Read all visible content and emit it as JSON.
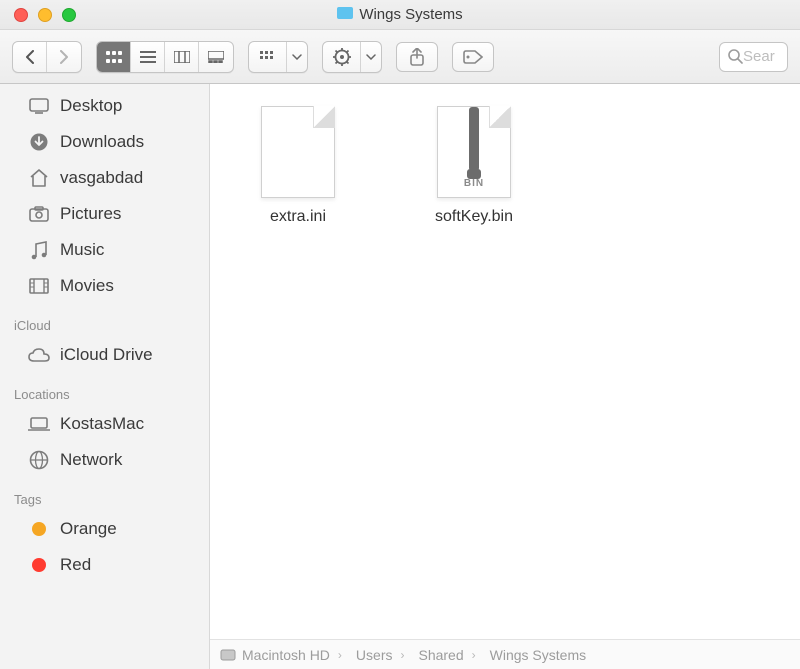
{
  "window": {
    "title": "Wings Systems"
  },
  "toolbar": {
    "search_placeholder": "Sear"
  },
  "sidebar": {
    "favorites": [
      {
        "label": "Desktop",
        "icon": "desktop"
      },
      {
        "label": "Downloads",
        "icon": "downloads"
      },
      {
        "label": "vasgabdad",
        "icon": "home"
      },
      {
        "label": "Pictures",
        "icon": "pictures"
      },
      {
        "label": "Music",
        "icon": "music"
      },
      {
        "label": "Movies",
        "icon": "movies"
      }
    ],
    "sections": [
      {
        "heading": "iCloud",
        "items": [
          {
            "label": "iCloud Drive",
            "icon": "cloud"
          }
        ]
      },
      {
        "heading": "Locations",
        "items": [
          {
            "label": "KostasMac",
            "icon": "laptop"
          },
          {
            "label": "Network",
            "icon": "network"
          }
        ]
      },
      {
        "heading": "Tags",
        "items": [
          {
            "label": "Orange",
            "icon": "tag",
            "color": "#f5a623"
          },
          {
            "label": "Red",
            "icon": "tag",
            "color": "#ff3b30"
          }
        ]
      }
    ]
  },
  "content": {
    "files": [
      {
        "name": "extra.ini",
        "kind": "generic"
      },
      {
        "name": "softKey.bin",
        "kind": "bin",
        "badge": "BIN"
      }
    ]
  },
  "pathbar": [
    {
      "label": "Macintosh HD",
      "icon": "disk"
    },
    {
      "label": "Users",
      "icon": "folder"
    },
    {
      "label": "Shared",
      "icon": "folder"
    },
    {
      "label": "Wings Systems",
      "icon": "folder"
    }
  ],
  "colors": {
    "folder_blue": "#5ec3ef",
    "sidebar_icon": "#7c7c7c"
  }
}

• • • • •

Extract, from the listing above, every line where the string "Wings" occurs.

(COMPLETE RESPONSE):
    "title": "Wings Systems"
      "label": "Wings Systems",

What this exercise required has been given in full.